■ Exercise task: Work out the number of lines containing "image". Answer with nothing but that number.

[Stored items]
+---+

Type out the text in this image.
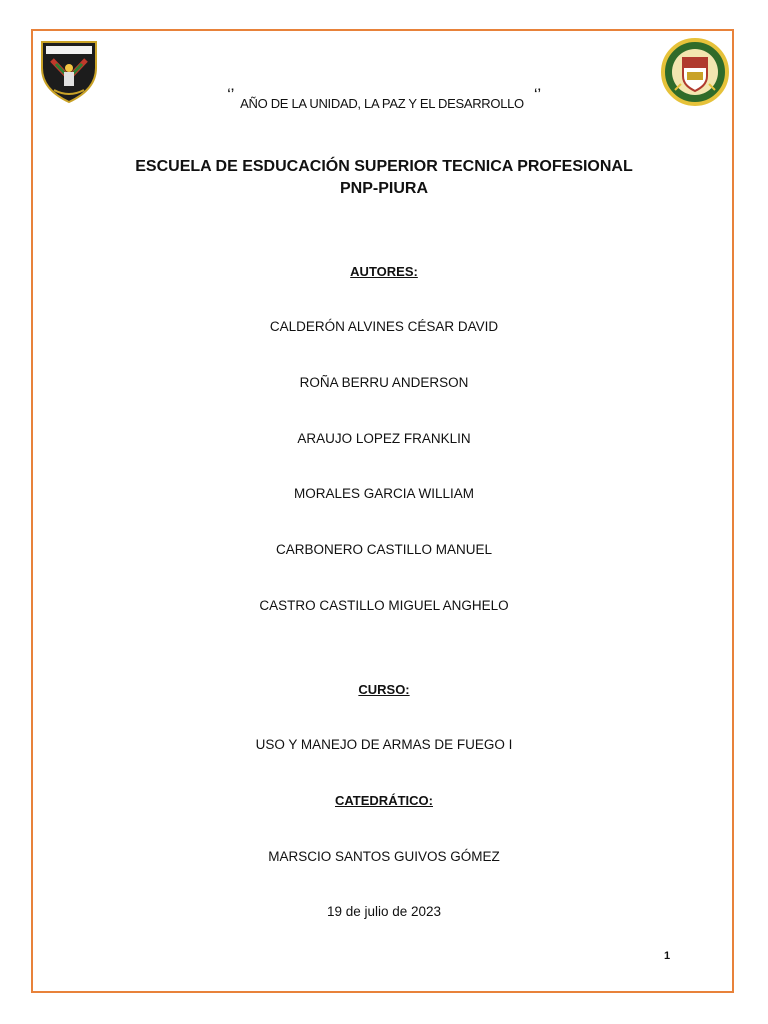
‘’ AÑO DE LA UNIDAD, LA PAZ Y EL DESARROLLO ‘’
ESCUELA DE ESDUCACIÓN SUPERIOR TECNICA PROFESIONAL
PNP-PIURA
AUTORES:
CALDERÓN ALVINES CÉSAR DAVID
ROÑA BERRU ANDERSON
ARAUJO LOPEZ FRANKLIN
MORALES GARCIA WILLIAM
CARBONERO CASTILLO MANUEL
CASTRO CASTILLO MIGUEL ANGHELO
CURSO:
USO Y MANEJO DE ARMAS DE FUEGO I
CATEDRÁTICO:
MARSCIO SANTOS GUIVOS GÓMEZ
19 de julio de 2023
1
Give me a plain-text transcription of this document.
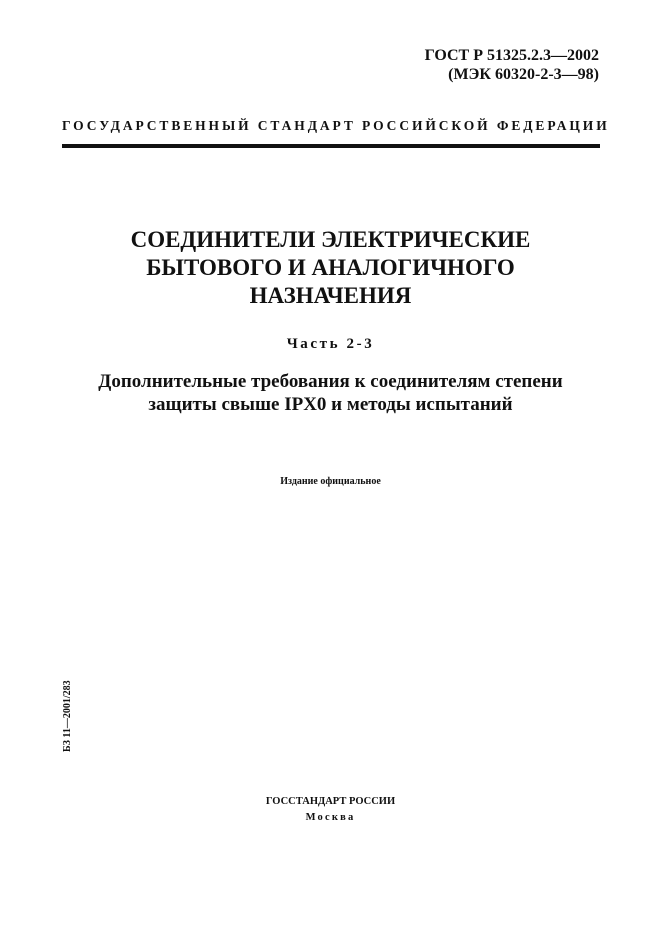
ГОСТ Р 51325.2.3—2002
(МЭК 60320-2-3—98)
ГОСУДАРСТВЕННЫЙ СТАНДАРТ РОССИЙСКОЙ ФЕДЕРАЦИИ
СОЕДИНИТЕЛИ ЭЛЕКТРИЧЕСКИЕ
БЫТОВОГО И АНАЛОГИЧНОГО
НАЗНАЧЕНИЯ
Часть 2-3
Дополнительные требования к соединителям степени
защиты свыше IPX0 и методы испытаний
Издание официальное
БЗ 11—2001/283
ГОССТАНДАРТ РОССИИ
Москва
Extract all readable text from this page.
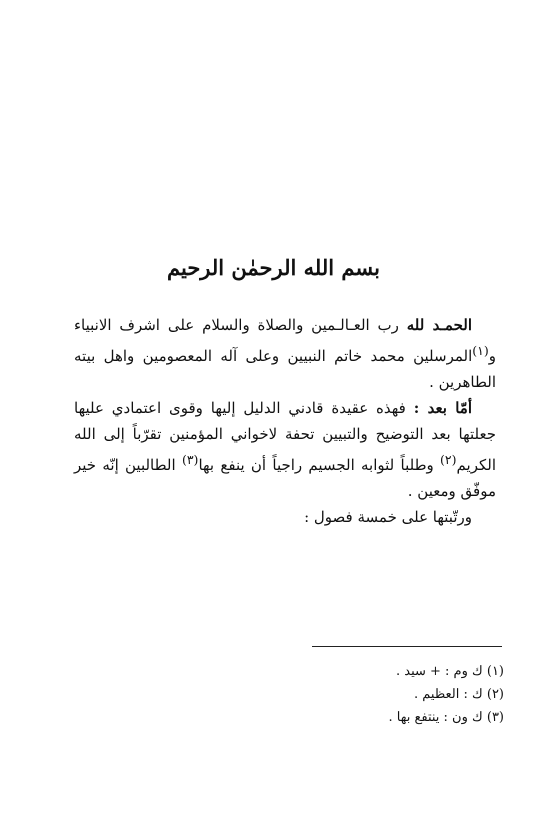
بسم الله الرحمٰن الرحيم

الحمـد لله رب العـالـمين والصلاة والسلام على اشرف الانبياء و$^{(١)}$المرسلين محمد خاتم النبيين وعلى آله المعصومين واهل بيته الطاهرين .

أمّا بعد : فهذه عقيدة قادني الدليل إليها وقوى اعتمادي عليها جعلتها بعد التوضيح والتبيين تحفة لاخواني المؤمنين تقرّباً إلى الله الكريم$^{(٢)}$ وطلباً لثوابه الجسيم راجياً أن ينفع بها$^{(٣)}$ الطالبين إنّه خير موفّق ومعين .

ورتّبتها على خمسة فصول :

(١) ك وم : + سيد .

(٢) ك : العظيم .

(٣) ك ون : ينتفع بها .
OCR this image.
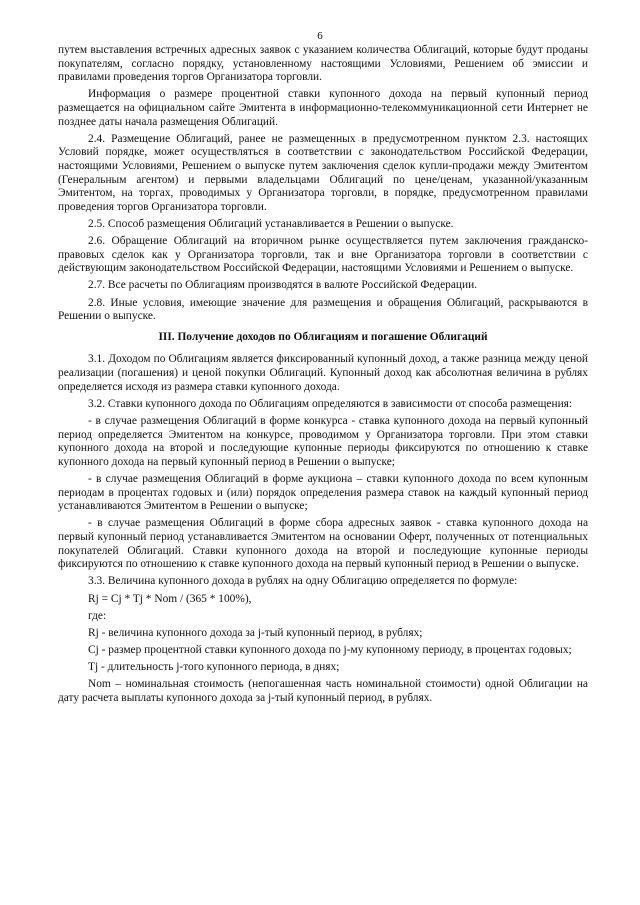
6

путем выставления встречных адресных заявок с указанием количества Облигаций, которые будут проданы покупателям, согласно порядку, установленному настоящими Условиями, Решением об эмиссии и правилами проведения торгов Организатора торговли.

Информация о размере процентной ставки купонного дохода на первый купонный период размещается на официальном сайте Эмитента в информационно-телекоммуникационной сети Интернет не позднее даты начала размещения Облигаций.

2.4. Размещение Облигаций, ранее не размещенных в предусмотренном пунктом 2.3. настоящих Условий порядке, может осуществляться в соответствии с законодательством Российской Федерации, настоящими Условиями, Решением о выпуске путем заключения сделок купли-продажи между Эмитентом (Генеральным агентом) и первыми владельцами Облигаций по цене/ценам, указанной/указанным Эмитентом, на торгах, проводимых у Организатора торговли, в порядке, предусмотренном правилами проведения торгов Организатора торговли.

2.5. Способ размещения Облигаций устанавливается в Решении о выпуске.

2.6. Обращение Облигаций на вторичном рынке осуществляется путем заключения гражданско-правовых сделок как у Организатора торговли, так и вне Организатора торговли в соответствии с действующим законодательством Российской Федерации, настоящими Условиями и Решением о выпуске.

2.7. Все расчеты по Облигациям производятся в валюте Российской Федерации.

2.8. Иные условия, имеющие значение для размещения и обращения Облигаций, раскрываются в Решении о выпуске.

III. Получение доходов по Облигациям и погашение Облигаций

3.1. Доходом по Облигациям является фиксированный купонный доход, а также разница между ценой реализации (погашения) и ценой покупки Облигаций. Купонный доход как абсолютная величина в рублях определяется исходя из размера ставки купонного дохода.

3.2. Ставки купонного дохода по Облигациям определяются в зависимости от способа размещения:

- в случае размещения Облигаций в форме конкурса - ставка купонного дохода на первый купонный период определяется Эмитентом на конкурсе, проводимом у Организатора торговли. При этом ставки купонного дохода на второй и последующие купонные периоды фиксируются по отношению к ставке купонного дохода на первый купонный период в Решении о выпуске;

- в случае размещения Облигаций в форме аукциона – ставки купонного дохода по всем купонным периодам в процентах годовых и (или) порядок определения размера ставок на каждый купонный период устанавливаются Эмитентом в Решении о выпуске;

- в случае размещения Облигаций в форме сбора адресных заявок - ставка купонного дохода на первый купонный период устанавливается Эмитентом на основании Оферт, полученных от потенциальных покупателей Облигаций. Ставки купонного дохода на второй и последующие купонные периоды фиксируются по отношению к ставке купонного дохода на первый купонный период в Решении о выпуске.

3.3. Величина купонного дохода в рублях на одну Облигацию определяется по формуле:

Rj = Cj * Tj * Nom / (365 * 100%),

где:

Rj - величина купонного дохода за j-тый купонный период, в рублях;

Cj - размер процентной ставки купонного дохода по j-му купонному периоду, в процентах годовых;

Tj - длительность j-того купонного периода, в днях;

Nom – номинальная стоимость (непогашенная часть номинальной стоимости) одной Облигации на дату расчета выплаты купонного дохода за j-тый купонный период, в рублях.
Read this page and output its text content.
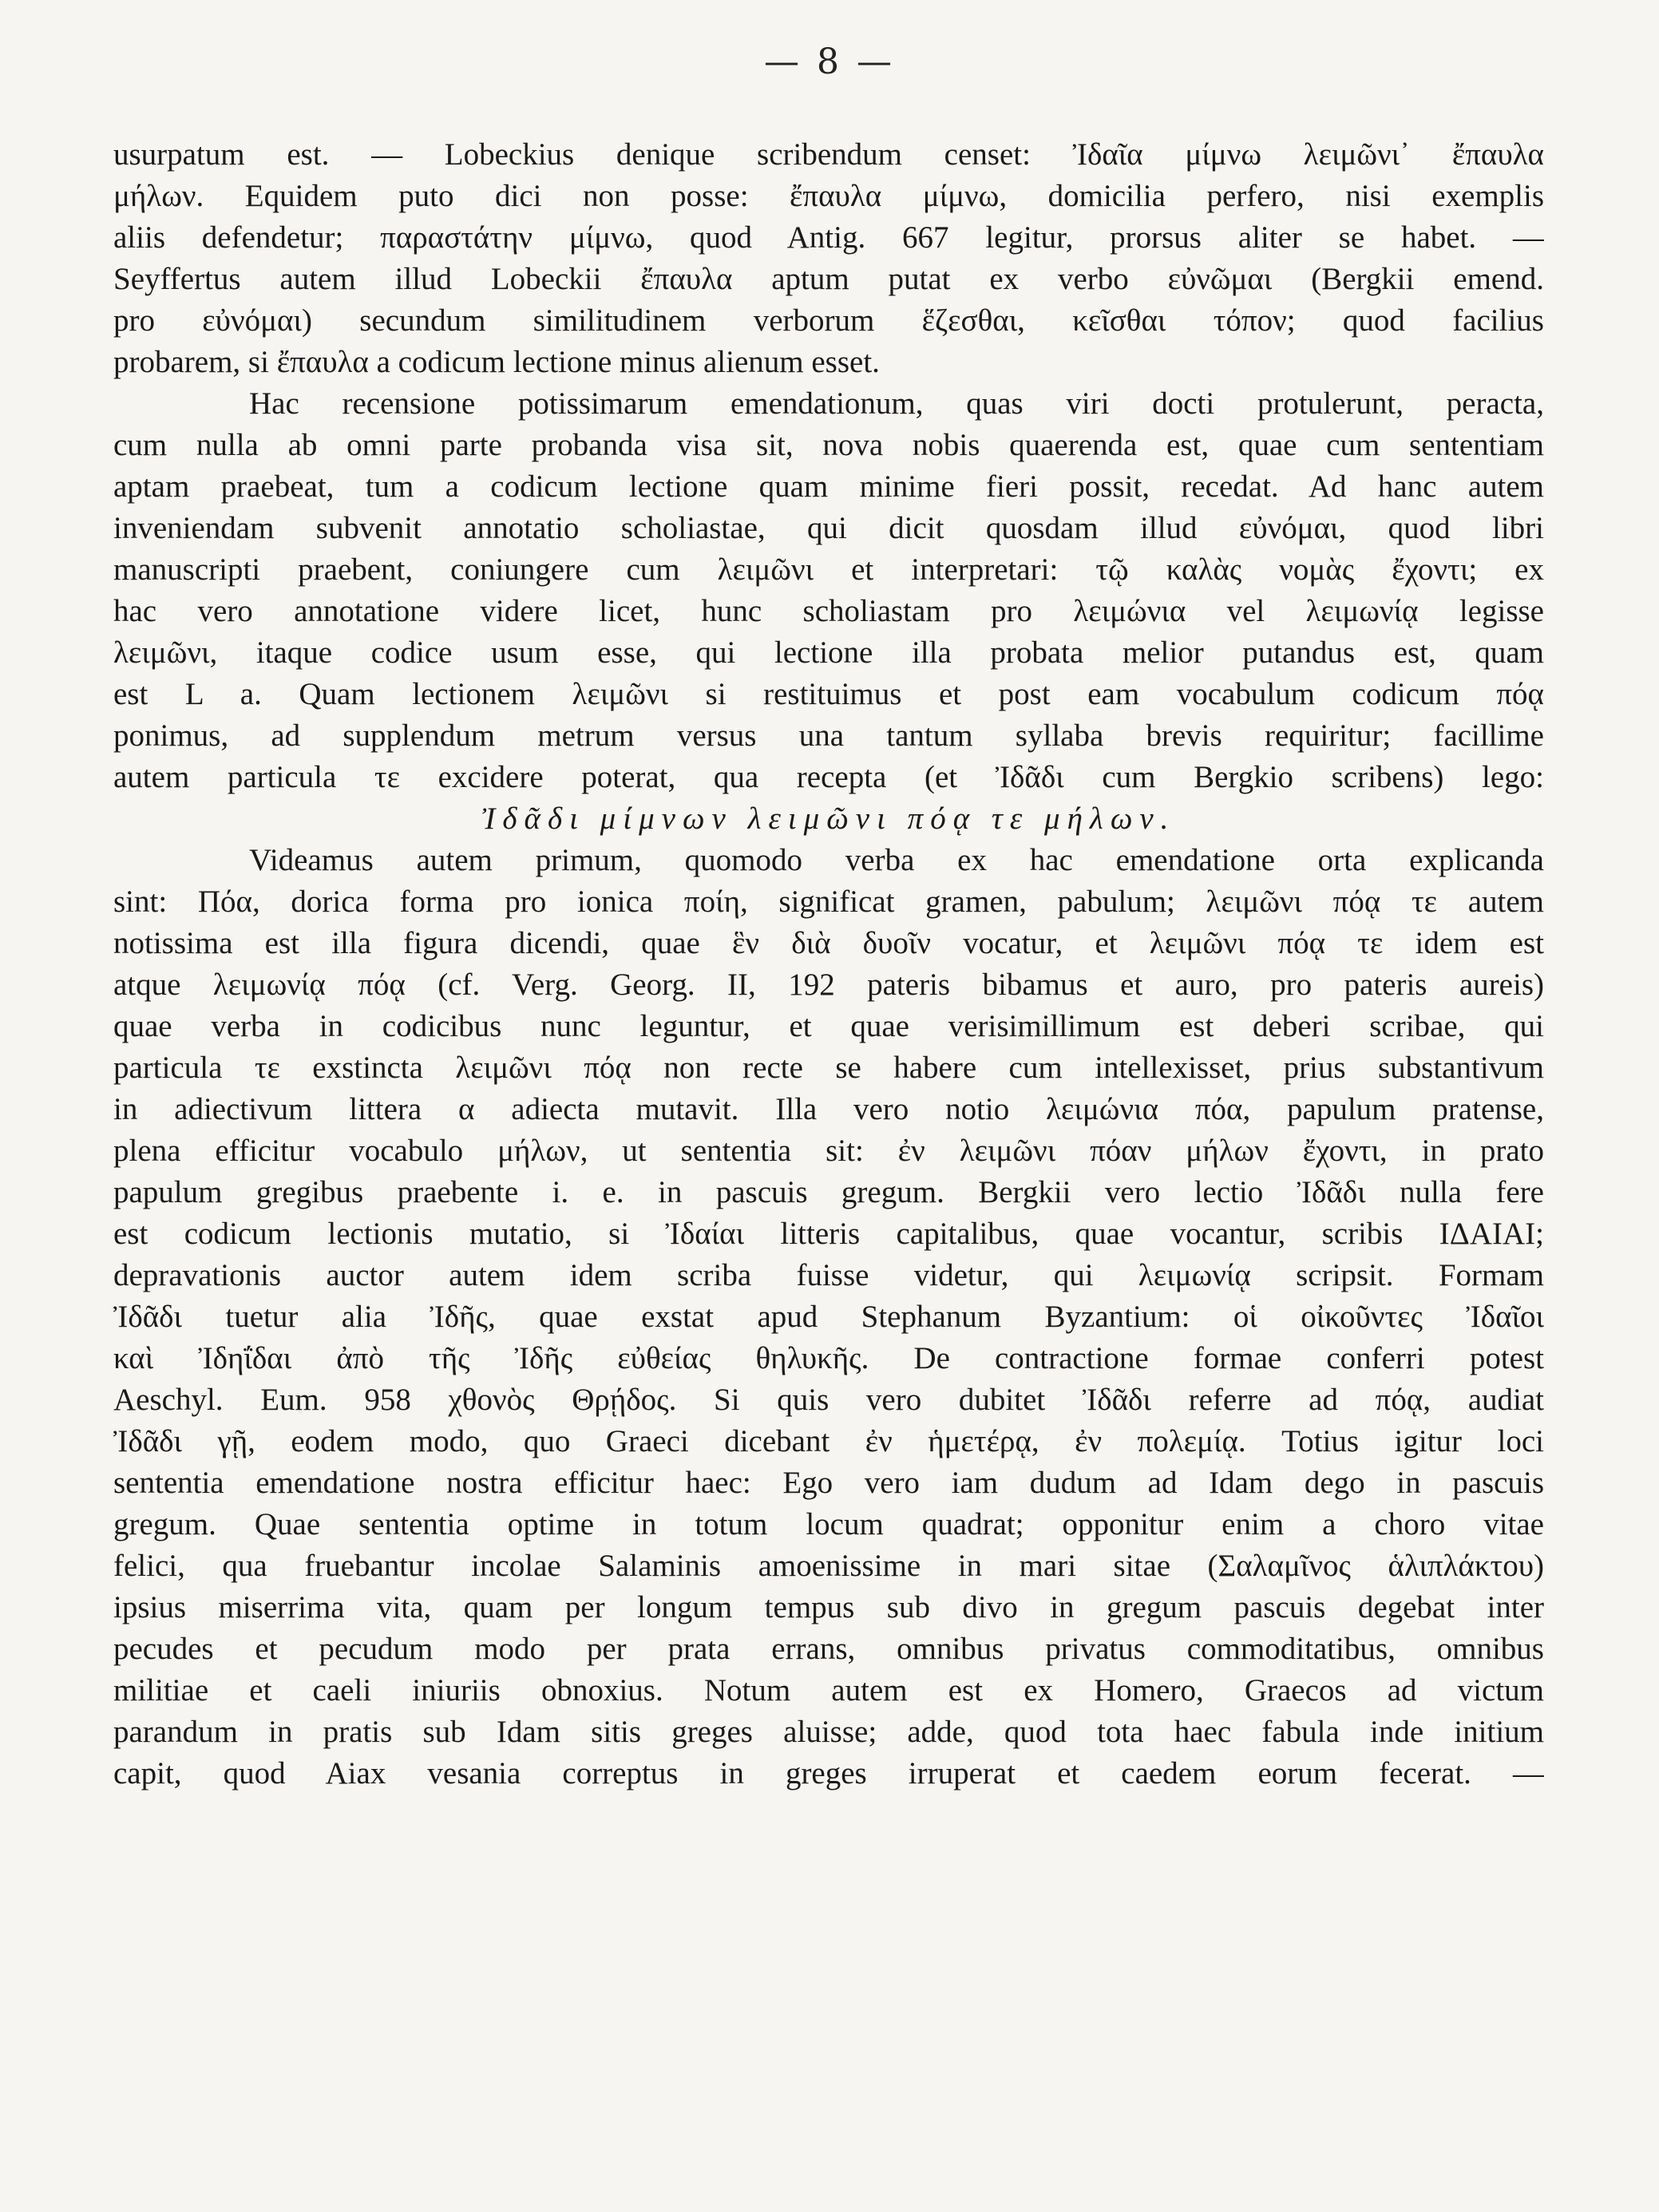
— 8 —
usurpatum est. — Lobeckius denique scribendum censet: Ἰδαῖα μίμνω λειμῶνι᾽ ἔπαυλα
μήλων. Equidem puto dici non posse: ἔπαυλα μίμνω, domicilia perfero, nisi exemplis
aliis defendetur; παραστάτην μίμνω, quod Antig. 667 legitur, prorsus aliter se habet. —
Seyffertus autem illud Lobeckii ἔπαυλα aptum putat ex verbo εὐνῶμαι (Bergkii emend.
pro εὐνόμαι) secundum similitudinem verborum ἕζεσθαι, κεῖσθαι τόπον; quod facilius
probarem, si ἔπαυλα a codicum lectione minus alienum esset.
Hac recensione potissimarum emendationum, quas viri docti protulerunt, peracta,
cum nulla ab omni parte probanda visa sit, nova nobis quaerenda est, quae cum sententiam
aptam praebeat, tum a codicum lectione quam minime fieri possit, recedat. Ad hanc autem
inveniendam subvenit annotatio scholiastae, qui dicit quosdam illud εὐνόμαι, quod libri
manuscripti praebent, coniungere cum λειμῶνι et interpretari: τῷ καλὰς νομὰς ἔχοντι; ex
hac vero annotatione videre licet, hunc scholiastam pro λειμώνια vel λειμωνίᾳ legisse
λειμῶνι, itaque codice usum esse, qui lectione illa probata melior putandus est, quam
est L a. Quam lectionem λειμῶνι si restituimus et post eam vocabulum codicum πόᾳ
ponimus, ad supplendum metrum versus una tantum syllaba brevis requiritur; facillime
autem particula τε excidere poterat, qua recepta (et Ἰδᾶδι cum Bergkio scribens) lego:
Ἰδᾶδι μίμνων λειμῶνι πόᾳ τε μήλων.
Videamus autem primum, quomodo verba ex hac emendatione orta explicanda
sint: Πόα, dorica forma pro ionica ποίη, significat gramen, pabulum; λειμῶνι πόᾳ τε autem
notissima est illa figura dicendi, quae ἓν διὰ δυοῖν vocatur, et λειμῶνι πόᾳ τε idem est
atque λειμωνίᾳ πόᾳ (cf. Verg. Georg. II, 192 pateris bibamus et auro, pro pateris aureis)
quae verba in codicibus nunc leguntur, et quae verisimillimum est deberi scribae, qui
particula τε exstincta λειμῶνι πόᾳ non recte se habere cum intellexisset, prius substantivum
in adiectivum littera α adiecta mutavit. Illa vero notio λειμώνια πόα, papulum pratense,
plena efficitur vocabulo μήλων, ut sententia sit: ἐν λειμῶνι πόαν μήλων ἔχοντι, in prato
papulum gregibus praebente i. e. in pascuis gregum. Bergkii vero lectio Ἰδᾶδι nulla fere
est codicum lectionis mutatio, si Ἰδαίαι litteris capitalibus, quae vocantur, scribis ΙΔΑΙΑΙ;
depravationis auctor autem idem scriba fuisse videtur, qui λειμωνίᾳ scripsit. Formam
Ἰδᾶδι tuetur alia Ἰδῆς, quae exstat apud Stephanum Byzantium: οἱ οἰκοῦντες Ἰδαῖοι
καὶ Ἰδηΐδαι ἀπὸ τῆς Ἰδῆς εὐθείας θηλυκῆς. De contractione formae conferri potest
Aeschyl. Eum. 958 χθονὸς Θρῄδος. Si quis vero dubitet Ἰδᾶδι referre ad πόᾳ, audiat
Ἰδᾶδι γῇ, eodem modo, quo Graeci dicebant ἐν ἡμετέρᾳ, ἐν πολεμίᾳ. Totius igitur loci
sententia emendatione nostra efficitur haec: Ego vero iam dudum ad Idam dego in pascuis
gregum. Quae sententia optime in totum locum quadrat; opponitur enim a choro vitae
felici, qua fruebantur incolae Salaminis amoenissime in mari sitae (Σαλαμῖνος ἁλιπλάκτου)
ipsius miserrima vita, quam per longum tempus sub divo in gregum pascuis degebat inter
pecudes et pecudum modo per prata errans, omnibus privatus commoditatibus, omnibus
militiae et caeli iniuriis obnoxius. Notum autem est ex Homero, Graecos ad victum
parandum in pratis sub Idam sitis greges aluisse; adde, quod tota haec fabula inde initium
capit, quod Aiax vesania correptus in greges irruperat et caedem eorum fecerat. —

+---+

■ Solved exercise: 2